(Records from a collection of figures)
________

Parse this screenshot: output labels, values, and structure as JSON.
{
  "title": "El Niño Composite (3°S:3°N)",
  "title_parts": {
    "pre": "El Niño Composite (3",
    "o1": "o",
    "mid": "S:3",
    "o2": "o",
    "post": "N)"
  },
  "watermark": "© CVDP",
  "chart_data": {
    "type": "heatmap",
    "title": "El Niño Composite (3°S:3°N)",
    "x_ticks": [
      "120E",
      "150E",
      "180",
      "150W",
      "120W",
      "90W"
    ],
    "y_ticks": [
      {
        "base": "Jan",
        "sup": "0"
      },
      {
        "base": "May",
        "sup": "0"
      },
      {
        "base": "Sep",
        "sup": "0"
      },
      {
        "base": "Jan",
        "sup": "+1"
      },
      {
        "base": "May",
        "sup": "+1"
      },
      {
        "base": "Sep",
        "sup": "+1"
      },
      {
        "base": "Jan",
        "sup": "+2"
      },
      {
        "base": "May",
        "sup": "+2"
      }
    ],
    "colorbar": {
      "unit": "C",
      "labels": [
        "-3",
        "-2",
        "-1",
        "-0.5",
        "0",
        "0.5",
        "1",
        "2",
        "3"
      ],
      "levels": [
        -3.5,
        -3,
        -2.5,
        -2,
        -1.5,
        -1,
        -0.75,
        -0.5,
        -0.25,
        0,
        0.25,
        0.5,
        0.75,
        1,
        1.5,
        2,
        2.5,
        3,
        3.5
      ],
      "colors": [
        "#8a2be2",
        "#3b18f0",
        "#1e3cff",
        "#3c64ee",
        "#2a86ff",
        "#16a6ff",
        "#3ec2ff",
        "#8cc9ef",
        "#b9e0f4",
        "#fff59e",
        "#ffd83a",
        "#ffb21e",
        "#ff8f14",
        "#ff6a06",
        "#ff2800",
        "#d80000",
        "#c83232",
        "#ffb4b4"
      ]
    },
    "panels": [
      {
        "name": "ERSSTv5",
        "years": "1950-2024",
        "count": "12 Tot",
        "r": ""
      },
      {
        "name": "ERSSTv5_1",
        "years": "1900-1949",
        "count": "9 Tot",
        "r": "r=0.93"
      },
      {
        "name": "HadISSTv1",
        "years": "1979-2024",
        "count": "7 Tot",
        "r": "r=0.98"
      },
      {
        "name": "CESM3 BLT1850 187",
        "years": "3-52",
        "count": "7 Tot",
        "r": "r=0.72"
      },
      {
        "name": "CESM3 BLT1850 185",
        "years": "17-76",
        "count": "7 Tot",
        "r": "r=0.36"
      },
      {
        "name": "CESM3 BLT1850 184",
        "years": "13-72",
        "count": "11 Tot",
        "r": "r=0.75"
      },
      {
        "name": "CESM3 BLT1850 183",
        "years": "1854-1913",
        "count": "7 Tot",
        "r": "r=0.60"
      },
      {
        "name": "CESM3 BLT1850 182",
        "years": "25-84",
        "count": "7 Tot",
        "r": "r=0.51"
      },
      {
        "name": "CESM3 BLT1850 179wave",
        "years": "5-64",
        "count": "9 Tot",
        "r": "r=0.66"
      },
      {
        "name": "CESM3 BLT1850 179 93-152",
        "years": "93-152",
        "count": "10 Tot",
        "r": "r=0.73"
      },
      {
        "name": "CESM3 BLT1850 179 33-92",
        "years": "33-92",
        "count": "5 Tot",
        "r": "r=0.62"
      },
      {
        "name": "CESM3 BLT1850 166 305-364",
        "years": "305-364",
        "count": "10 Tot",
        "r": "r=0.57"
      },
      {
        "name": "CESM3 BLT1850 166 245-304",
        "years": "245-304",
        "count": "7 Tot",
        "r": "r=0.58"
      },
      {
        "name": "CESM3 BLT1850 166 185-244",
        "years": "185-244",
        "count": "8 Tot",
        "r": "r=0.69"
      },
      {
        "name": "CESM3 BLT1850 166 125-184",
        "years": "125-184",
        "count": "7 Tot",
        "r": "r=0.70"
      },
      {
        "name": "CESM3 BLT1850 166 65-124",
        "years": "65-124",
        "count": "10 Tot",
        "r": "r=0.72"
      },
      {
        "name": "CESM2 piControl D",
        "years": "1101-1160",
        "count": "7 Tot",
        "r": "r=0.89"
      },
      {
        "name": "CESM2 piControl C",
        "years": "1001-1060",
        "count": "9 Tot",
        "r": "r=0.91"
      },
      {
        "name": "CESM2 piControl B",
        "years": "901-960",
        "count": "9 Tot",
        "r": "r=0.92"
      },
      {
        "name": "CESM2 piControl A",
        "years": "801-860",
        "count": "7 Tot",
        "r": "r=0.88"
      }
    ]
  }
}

________

*Problem*
Copy all of the data. Keep every word exactly as it is.

*Final result*
Parse this screenshot: output labels, values, and structure as JSON.
{
  "title": "El Niño Composite (3°S:3°N)",
  "title_parts": {
    "pre": "El Niño Composite (3",
    "o1": "o",
    "mid": "S:3",
    "o2": "o",
    "post": "N)"
  },
  "watermark": "© CVDP",
  "chart_data": {
    "type": "heatmap",
    "title": "El Niño Composite (3°S:3°N)",
    "x_ticks": [
      "120E",
      "150E",
      "180",
      "150W",
      "120W",
      "90W"
    ],
    "y_ticks": [
      {
        "base": "Jan",
        "sup": "0"
      },
      {
        "base": "May",
        "sup": "0"
      },
      {
        "base": "Sep",
        "sup": "0"
      },
      {
        "base": "Jan",
        "sup": "+1"
      },
      {
        "base": "May",
        "sup": "+1"
      },
      {
        "base": "Sep",
        "sup": "+1"
      },
      {
        "base": "Jan",
        "sup": "+2"
      },
      {
        "base": "May",
        "sup": "+2"
      }
    ],
    "colorbar": {
      "unit": "C",
      "labels": [
        "-3",
        "-2",
        "-1",
        "-0.5",
        "0",
        "0.5",
        "1",
        "2",
        "3"
      ],
      "levels": [
        -3.5,
        -3,
        -2.5,
        -2,
        -1.5,
        -1,
        -0.75,
        -0.5,
        -0.25,
        0,
        0.25,
        0.5,
        0.75,
        1,
        1.5,
        2,
        2.5,
        3,
        3.5
      ],
      "colors": [
        "#8a2be2",
        "#3b18f0",
        "#1e3cff",
        "#3c64ee",
        "#2a86ff",
        "#16a6ff",
        "#3ec2ff",
        "#8cc9ef",
        "#b9e0f4",
        "#fff59e",
        "#ffd83a",
        "#ffb21e",
        "#ff8f14",
        "#ff6a06",
        "#ff2800",
        "#d80000",
        "#c83232",
        "#ffb4b4"
      ]
    },
    "panels": [
      {
        "name": "ERSSTv5",
        "years": "1950-2024",
        "count": "12 Tot",
        "r": ""
      },
      {
        "name": "ERSSTv5_1",
        "years": "1900-1949",
        "count": "9 Tot",
        "r": "r=0.93"
      },
      {
        "name": "HadISSTv1",
        "years": "1979-2024",
        "count": "7 Tot",
        "r": "r=0.98"
      },
      {
        "name": "CESM3 BLT1850 187",
        "years": "3-52",
        "count": "7 Tot",
        "r": "r=0.72"
      },
      {
        "name": "CESM3 BLT1850 185",
        "years": "17-76",
        "count": "7 Tot",
        "r": "r=0.36"
      },
      {
        "name": "CESM3 BLT1850 184",
        "years": "13-72",
        "count": "11 Tot",
        "r": "r=0.75"
      },
      {
        "name": "CESM3 BLT1850 183",
        "years": "1854-1913",
        "count": "7 Tot",
        "r": "r=0.60"
      },
      {
        "name": "CESM3 BLT1850 182",
        "years": "25-84",
        "count": "7 Tot",
        "r": "r=0.51"
      },
      {
        "name": "CESM3 BLT1850 179wave",
        "years": "5-64",
        "count": "9 Tot",
        "r": "r=0.66"
      },
      {
        "name": "CESM3 BLT1850 179 93-152",
        "years": "93-152",
        "count": "10 Tot",
        "r": "r=0.73"
      },
      {
        "name": "CESM3 BLT1850 179 33-92",
        "years": "33-92",
        "count": "5 Tot",
        "r": "r=0.62"
      },
      {
        "name": "CESM3 BLT1850 166 305-364",
        "years": "305-364",
        "count": "10 Tot",
        "r": "r=0.57"
      },
      {
        "name": "CESM3 BLT1850 166 245-304",
        "years": "245-304",
        "count": "7 Tot",
        "r": "r=0.58"
      },
      {
        "name": "CESM3 BLT1850 166 185-244",
        "years": "185-244",
        "count": "8 Tot",
        "r": "r=0.69"
      },
      {
        "name": "CESM3 BLT1850 166 125-184",
        "years": "125-184",
        "count": "7 Tot",
        "r": "r=0.70"
      },
      {
        "name": "CESM3 BLT1850 166 65-124",
        "years": "65-124",
        "count": "10 Tot",
        "r": "r=0.72"
      },
      {
        "name": "CESM2 piControl D",
        "years": "1101-1160",
        "count": "7 Tot",
        "r": "r=0.89"
      },
      {
        "name": "CESM2 piControl C",
        "years": "1001-1060",
        "count": "9 Tot",
        "r": "r=0.91"
      },
      {
        "name": "CESM2 piControl B",
        "years": "901-960",
        "count": "9 Tot",
        "r": "r=0.92"
      },
      {
        "name": "CESM2 piControl A",
        "years": "801-860",
        "count": "7 Tot",
        "r": "r=0.88"
      }
    ]
  }
}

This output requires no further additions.